WHAT YOU SHOULD DO >> Transcribe these records line for line, omitting the pictures from your copy.

LISTING >>

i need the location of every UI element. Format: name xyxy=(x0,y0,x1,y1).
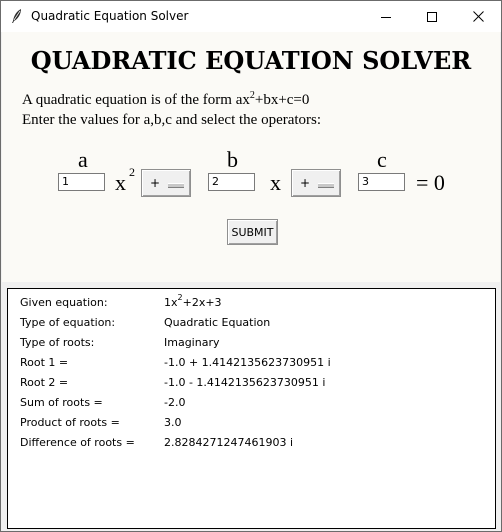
difference-of-roots-value: 2.8284271247461903 i xyxy=(164,436,294,449)
form-description: A quadratic equation is of the form ax2+… xyxy=(22,91,310,109)
x-variable: x xyxy=(270,170,281,195)
coefficient-a-input[interactable]: 1 xyxy=(58,173,105,191)
operator-1-value: + xyxy=(150,176,161,190)
dropdown-indicator-icon xyxy=(318,183,334,188)
root-2-label: Root 2 = xyxy=(20,376,69,389)
results-panel: Given equation: 1x2+2x+3 Type of equatio… xyxy=(7,288,496,529)
equation-type-value: Quadratic Equation xyxy=(164,316,271,329)
app-window: Quadratic Equation Solver QUADRATIC EQUA… xyxy=(0,0,502,532)
root-2-value: -1.0 - 1.4142135623730951 i xyxy=(164,376,326,389)
title-bar[interactable]: Quadratic Equation Solver xyxy=(1,1,501,32)
dropdown-indicator-icon xyxy=(168,183,184,188)
result-row: Given equation: 1x2+2x+3 xyxy=(8,294,495,316)
window-title: Quadratic Equation Solver xyxy=(31,9,189,23)
product-of-roots-value: 3.0 xyxy=(164,416,182,429)
label-c: c xyxy=(377,147,387,172)
form-description-prefix: A quadratic equation is of the form ax xyxy=(22,92,250,108)
feather-icon xyxy=(12,9,21,23)
result-row: Product of roots = 3.0 xyxy=(8,416,495,436)
operator-2-value: + xyxy=(300,176,311,190)
result-row: Root 2 = -1.0 - 1.4142135623730951 i xyxy=(8,376,495,396)
close-icon xyxy=(472,11,484,22)
form-instructions: Enter the values for a,b,c and select th… xyxy=(22,112,322,128)
root-1-label: Root 1 = xyxy=(20,356,69,369)
label-a: a xyxy=(78,147,88,172)
page-title: QUADRATIC EQUATION SOLVER xyxy=(30,46,472,75)
form-description-suffix: +bx+c=0 xyxy=(254,92,310,108)
roots-type-value: Imaginary xyxy=(164,336,220,349)
given-equation-rest: +2x+3 xyxy=(182,296,222,309)
label-b: b xyxy=(227,147,238,172)
operator-1-menu[interactable]: + xyxy=(141,169,191,197)
maximize-icon xyxy=(427,11,437,22)
given-equation-label: Given equation: xyxy=(20,296,108,309)
result-row: Sum of roots = -2.0 xyxy=(8,396,495,416)
minimize-icon xyxy=(381,16,391,18)
difference-of-roots-label: Difference of roots = xyxy=(20,436,135,449)
coefficient-b-input[interactable]: 2 xyxy=(208,173,255,191)
equals-zero: = 0 xyxy=(416,170,445,195)
result-row: Type of roots: Imaginary xyxy=(8,336,495,356)
minimize-button[interactable] xyxy=(363,1,409,32)
result-row: Type of equation: Quadratic Equation xyxy=(8,316,495,336)
given-equation-value: 1x2+2x+3 xyxy=(164,294,222,310)
result-row: Difference of roots = 2.8284271247461903… xyxy=(8,436,495,456)
operator-2-menu[interactable]: + xyxy=(291,169,341,197)
x-squared-exponent: 2 xyxy=(129,165,135,179)
product-of-roots-label: Product of roots = xyxy=(20,416,120,429)
result-row: Root 1 = -1.0 + 1.4142135623730951 i xyxy=(8,356,495,376)
submit-button[interactable]: SUBMIT xyxy=(227,219,278,245)
sum-of-roots-label: Sum of roots = xyxy=(20,396,103,409)
sum-of-roots-value: -2.0 xyxy=(164,396,186,409)
maximize-button[interactable] xyxy=(409,1,455,32)
roots-type-label: Type of roots: xyxy=(20,336,95,349)
close-button[interactable] xyxy=(455,1,501,32)
given-equation-coefficient: 1x xyxy=(164,296,178,309)
root-1-value: -1.0 + 1.4142135623730951 i xyxy=(164,356,331,369)
x-squared-variable: x xyxy=(115,170,126,195)
coefficient-c-input[interactable]: 3 xyxy=(358,173,405,191)
input-panel: QUADRATIC EQUATION SOLVER A quadratic eq… xyxy=(2,32,500,282)
equation-type-label: Type of equation: xyxy=(20,316,116,329)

EXERCISE RESULT >>
i need the location of every UI element. Format: name xyxy=(x0,y0,x1,y1).
difference-of-roots-value: 2.8284271247461903 i xyxy=(164,436,294,449)
form-description: A quadratic equation is of the form ax2+… xyxy=(22,91,310,109)
x-variable: x xyxy=(270,170,281,195)
coefficient-a-input[interactable]: 1 xyxy=(58,173,105,191)
operator-1-value: + xyxy=(150,176,161,190)
dropdown-indicator-icon xyxy=(318,183,334,188)
root-2-label: Root 2 = xyxy=(20,376,69,389)
results-panel: Given equation: 1x2+2x+3 Type of equatio… xyxy=(7,288,496,529)
equation-type-value: Quadratic Equation xyxy=(164,316,271,329)
app-window: Quadratic Equation Solver QUADRATIC EQUA… xyxy=(0,0,502,532)
root-2-value: -1.0 - 1.4142135623730951 i xyxy=(164,376,326,389)
title-bar[interactable]: Quadratic Equation Solver xyxy=(1,1,501,32)
dropdown-indicator-icon xyxy=(168,183,184,188)
result-row: Given equation: 1x2+2x+3 xyxy=(8,294,495,316)
window-title: Quadratic Equation Solver xyxy=(31,9,189,23)
product-of-roots-value: 3.0 xyxy=(164,416,182,429)
label-c: c xyxy=(377,147,387,172)
form-description-prefix: A quadratic equation is of the form ax xyxy=(22,92,250,108)
feather-icon xyxy=(12,9,21,23)
result-row: Product of roots = 3.0 xyxy=(8,416,495,436)
operator-2-value: + xyxy=(300,176,311,190)
result-row: Root 2 = -1.0 - 1.4142135623730951 i xyxy=(8,376,495,396)
close-icon xyxy=(472,11,484,22)
form-instructions: Enter the values for a,b,c and select th… xyxy=(22,112,322,128)
root-1-label: Root 1 = xyxy=(20,356,69,369)
label-a: a xyxy=(78,147,88,172)
page-title: QUADRATIC EQUATION SOLVER xyxy=(30,46,472,75)
form-description-suffix: +bx+c=0 xyxy=(254,92,310,108)
roots-type-value: Imaginary xyxy=(164,336,220,349)
given-equation-rest: +2x+3 xyxy=(182,296,222,309)
label-b: b xyxy=(227,147,238,172)
operator-1-menu[interactable]: + xyxy=(141,169,191,197)
maximize-icon xyxy=(427,11,437,22)
given-equation-label: Given equation: xyxy=(20,296,108,309)
result-row: Sum of roots = -2.0 xyxy=(8,396,495,416)
minimize-icon xyxy=(381,16,391,18)
difference-of-roots-label: Difference of roots = xyxy=(20,436,135,449)
coefficient-b-input[interactable]: 2 xyxy=(208,173,255,191)
equals-zero: = 0 xyxy=(416,170,445,195)
result-row: Type of roots: Imaginary xyxy=(8,336,495,356)
minimize-button[interactable] xyxy=(363,1,409,32)
result-row: Type of equation: Quadratic Equation xyxy=(8,316,495,336)
given-equation-value: 1x2+2x+3 xyxy=(164,294,222,310)
result-row: Difference of roots = 2.8284271247461903… xyxy=(8,436,495,456)
operator-2-menu[interactable]: + xyxy=(291,169,341,197)
x-squared-exponent: 2 xyxy=(129,165,135,179)
product-of-roots-label: Product of roots = xyxy=(20,416,120,429)
result-row: Root 1 = -1.0 + 1.4142135623730951 i xyxy=(8,356,495,376)
submit-button[interactable]: SUBMIT xyxy=(227,219,278,245)
sum-of-roots-label: Sum of roots = xyxy=(20,396,103,409)
sum-of-roots-value: -2.0 xyxy=(164,396,186,409)
maximize-button[interactable] xyxy=(409,1,455,32)
roots-type-label: Type of roots: xyxy=(20,336,95,349)
close-button[interactable] xyxy=(455,1,501,32)
given-equation-coefficient: 1x xyxy=(164,296,178,309)
root-1-value: -1.0 + 1.4142135623730951 i xyxy=(164,356,331,369)
x-squared-variable: x xyxy=(115,170,126,195)
coefficient-c-input[interactable]: 3 xyxy=(358,173,405,191)
input-panel: QUADRATIC EQUATION SOLVER A quadratic eq… xyxy=(2,32,500,282)
equation-type-label: Type of equation: xyxy=(20,316,116,329)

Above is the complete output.